Records:

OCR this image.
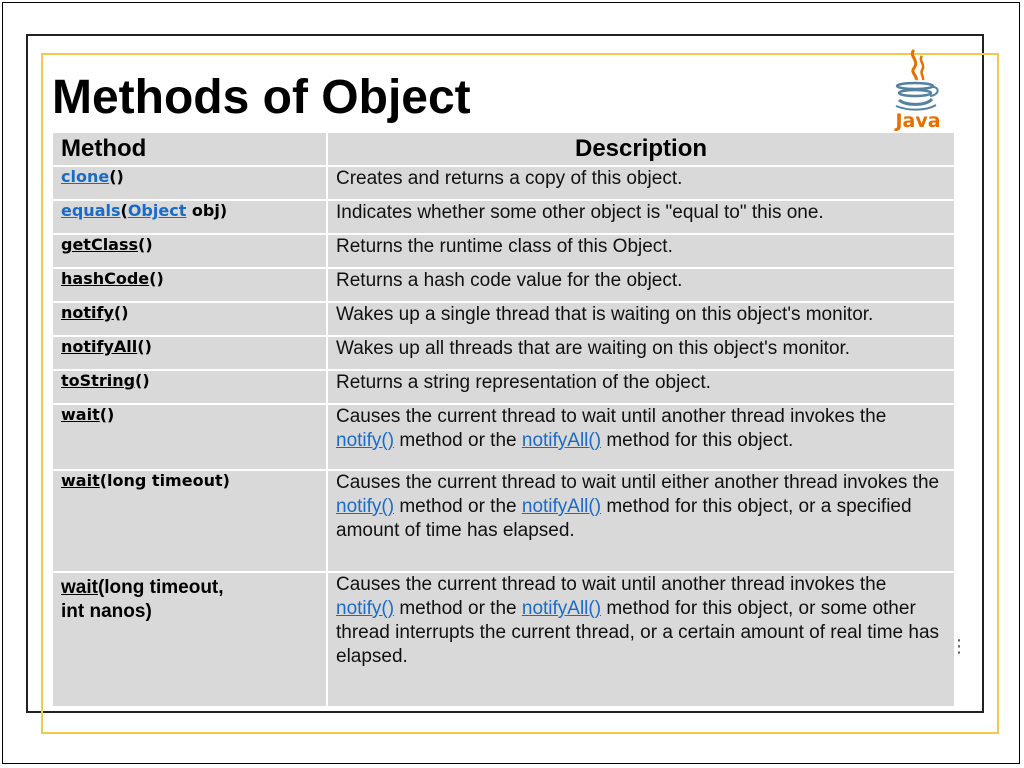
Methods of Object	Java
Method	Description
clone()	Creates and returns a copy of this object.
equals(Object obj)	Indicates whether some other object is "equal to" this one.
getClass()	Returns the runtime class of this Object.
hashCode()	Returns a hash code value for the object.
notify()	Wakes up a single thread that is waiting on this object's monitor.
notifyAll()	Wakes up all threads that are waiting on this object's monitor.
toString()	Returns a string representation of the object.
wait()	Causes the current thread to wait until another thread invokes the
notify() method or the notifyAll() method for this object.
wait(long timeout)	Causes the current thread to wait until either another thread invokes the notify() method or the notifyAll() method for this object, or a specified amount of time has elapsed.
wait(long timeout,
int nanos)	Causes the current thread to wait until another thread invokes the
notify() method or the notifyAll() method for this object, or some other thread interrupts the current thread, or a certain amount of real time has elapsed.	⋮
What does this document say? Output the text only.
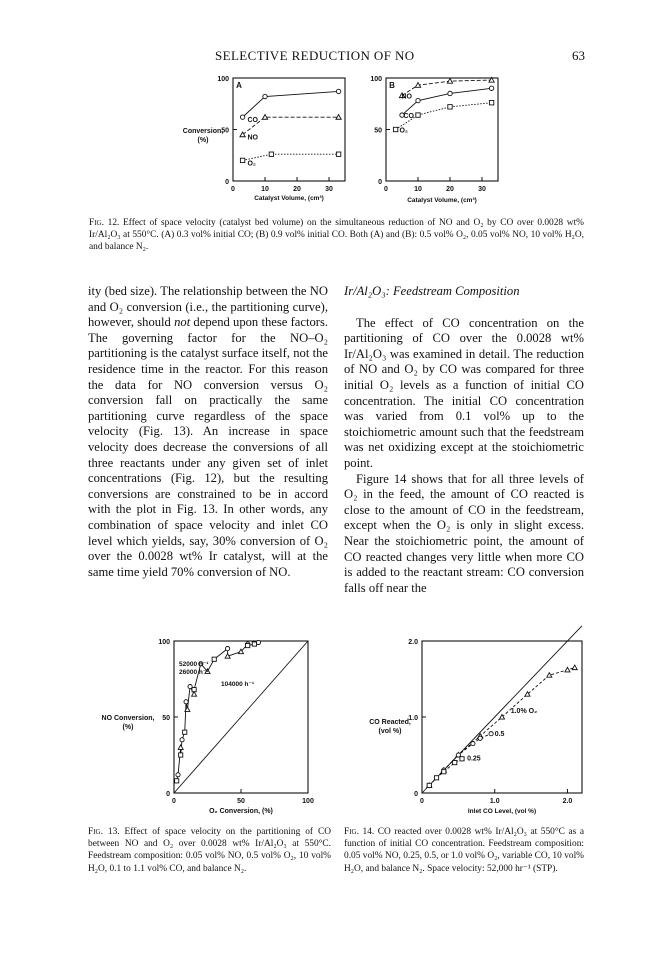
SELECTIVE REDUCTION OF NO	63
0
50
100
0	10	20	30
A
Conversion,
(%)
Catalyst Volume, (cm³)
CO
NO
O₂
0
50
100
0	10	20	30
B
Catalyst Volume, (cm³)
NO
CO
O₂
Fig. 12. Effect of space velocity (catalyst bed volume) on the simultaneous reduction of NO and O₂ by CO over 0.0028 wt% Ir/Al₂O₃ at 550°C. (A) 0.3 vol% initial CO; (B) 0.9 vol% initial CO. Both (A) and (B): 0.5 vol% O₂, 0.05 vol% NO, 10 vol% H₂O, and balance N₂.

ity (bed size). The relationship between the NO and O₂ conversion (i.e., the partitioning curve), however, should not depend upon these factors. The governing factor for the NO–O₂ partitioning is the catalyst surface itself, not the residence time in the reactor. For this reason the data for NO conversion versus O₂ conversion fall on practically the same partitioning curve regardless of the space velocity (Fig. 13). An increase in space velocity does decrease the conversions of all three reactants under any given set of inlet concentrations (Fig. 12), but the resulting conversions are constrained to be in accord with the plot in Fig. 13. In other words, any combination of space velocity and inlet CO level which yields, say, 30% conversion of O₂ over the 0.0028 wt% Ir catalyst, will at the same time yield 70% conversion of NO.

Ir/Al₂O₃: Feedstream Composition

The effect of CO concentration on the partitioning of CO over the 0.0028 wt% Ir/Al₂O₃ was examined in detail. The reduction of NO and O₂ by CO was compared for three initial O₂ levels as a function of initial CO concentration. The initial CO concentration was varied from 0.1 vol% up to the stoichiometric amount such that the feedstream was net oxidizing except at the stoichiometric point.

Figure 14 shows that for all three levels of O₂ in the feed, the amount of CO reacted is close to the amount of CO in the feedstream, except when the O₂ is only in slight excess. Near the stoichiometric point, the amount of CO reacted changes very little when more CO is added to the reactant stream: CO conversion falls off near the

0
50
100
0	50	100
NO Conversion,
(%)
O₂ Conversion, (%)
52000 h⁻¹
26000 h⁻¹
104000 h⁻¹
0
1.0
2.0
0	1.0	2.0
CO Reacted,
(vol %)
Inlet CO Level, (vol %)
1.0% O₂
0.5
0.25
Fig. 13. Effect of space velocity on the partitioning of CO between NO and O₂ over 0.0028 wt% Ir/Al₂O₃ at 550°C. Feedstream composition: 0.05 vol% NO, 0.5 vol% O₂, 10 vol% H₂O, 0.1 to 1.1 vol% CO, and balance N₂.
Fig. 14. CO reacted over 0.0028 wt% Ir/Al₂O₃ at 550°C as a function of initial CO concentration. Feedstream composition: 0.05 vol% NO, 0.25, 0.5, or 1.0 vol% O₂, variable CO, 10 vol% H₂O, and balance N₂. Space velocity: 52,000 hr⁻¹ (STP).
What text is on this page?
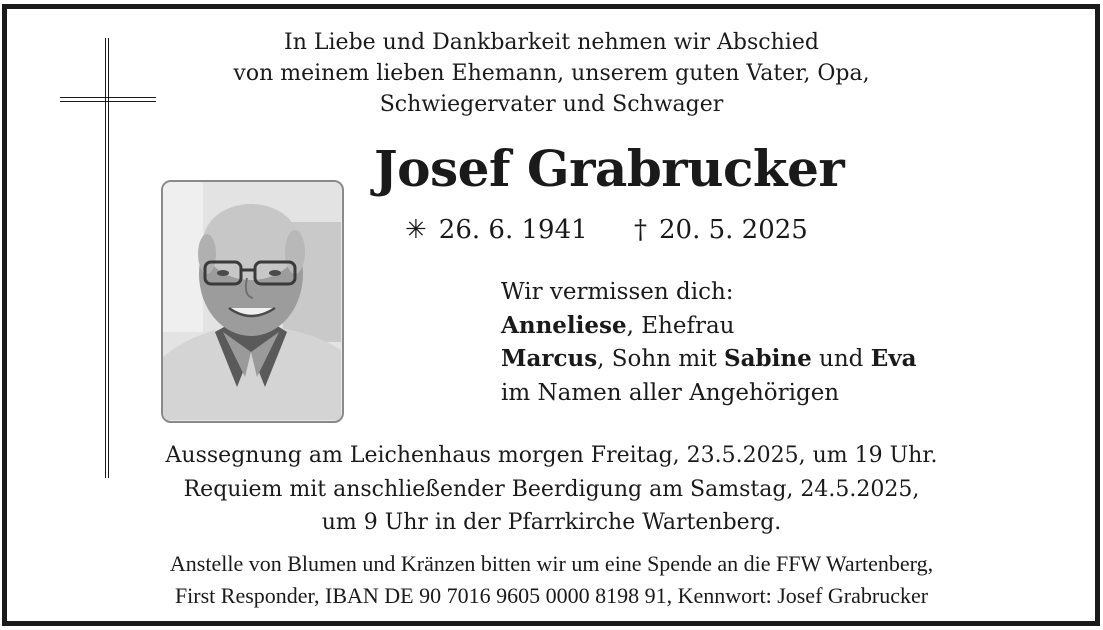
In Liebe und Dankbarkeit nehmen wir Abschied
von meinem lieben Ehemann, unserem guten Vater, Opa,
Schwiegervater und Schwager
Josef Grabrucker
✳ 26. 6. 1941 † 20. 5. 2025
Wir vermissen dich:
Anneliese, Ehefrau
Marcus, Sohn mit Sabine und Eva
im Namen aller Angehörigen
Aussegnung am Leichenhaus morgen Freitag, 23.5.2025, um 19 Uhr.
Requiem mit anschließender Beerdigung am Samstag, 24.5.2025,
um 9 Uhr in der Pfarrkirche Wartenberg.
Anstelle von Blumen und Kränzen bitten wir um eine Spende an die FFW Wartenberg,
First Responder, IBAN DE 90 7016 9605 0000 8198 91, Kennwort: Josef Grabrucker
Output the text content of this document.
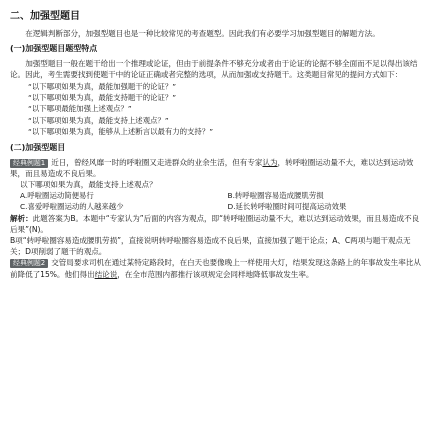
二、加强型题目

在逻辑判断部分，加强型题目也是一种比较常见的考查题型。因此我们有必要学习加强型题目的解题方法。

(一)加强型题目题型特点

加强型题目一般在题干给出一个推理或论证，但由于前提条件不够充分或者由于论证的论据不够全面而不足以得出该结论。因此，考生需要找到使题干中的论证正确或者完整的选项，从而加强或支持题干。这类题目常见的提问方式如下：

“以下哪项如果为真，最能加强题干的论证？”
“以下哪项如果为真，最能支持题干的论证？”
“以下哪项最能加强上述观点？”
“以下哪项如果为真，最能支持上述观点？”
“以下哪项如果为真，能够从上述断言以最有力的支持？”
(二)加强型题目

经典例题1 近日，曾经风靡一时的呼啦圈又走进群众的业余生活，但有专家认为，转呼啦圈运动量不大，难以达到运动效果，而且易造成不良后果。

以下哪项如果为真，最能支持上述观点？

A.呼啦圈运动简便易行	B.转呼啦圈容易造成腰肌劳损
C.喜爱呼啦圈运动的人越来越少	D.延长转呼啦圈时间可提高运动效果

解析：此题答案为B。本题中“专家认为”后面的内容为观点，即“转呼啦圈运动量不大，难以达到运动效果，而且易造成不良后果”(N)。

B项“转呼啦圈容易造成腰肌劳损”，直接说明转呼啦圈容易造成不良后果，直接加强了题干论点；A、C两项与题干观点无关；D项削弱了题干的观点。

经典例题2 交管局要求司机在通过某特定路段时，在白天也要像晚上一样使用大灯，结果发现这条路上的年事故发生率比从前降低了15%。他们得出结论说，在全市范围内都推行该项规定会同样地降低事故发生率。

Challenge: How many of the lines above include the string "Wartenberg"? Reply with the number by itself.

Finished answer: 2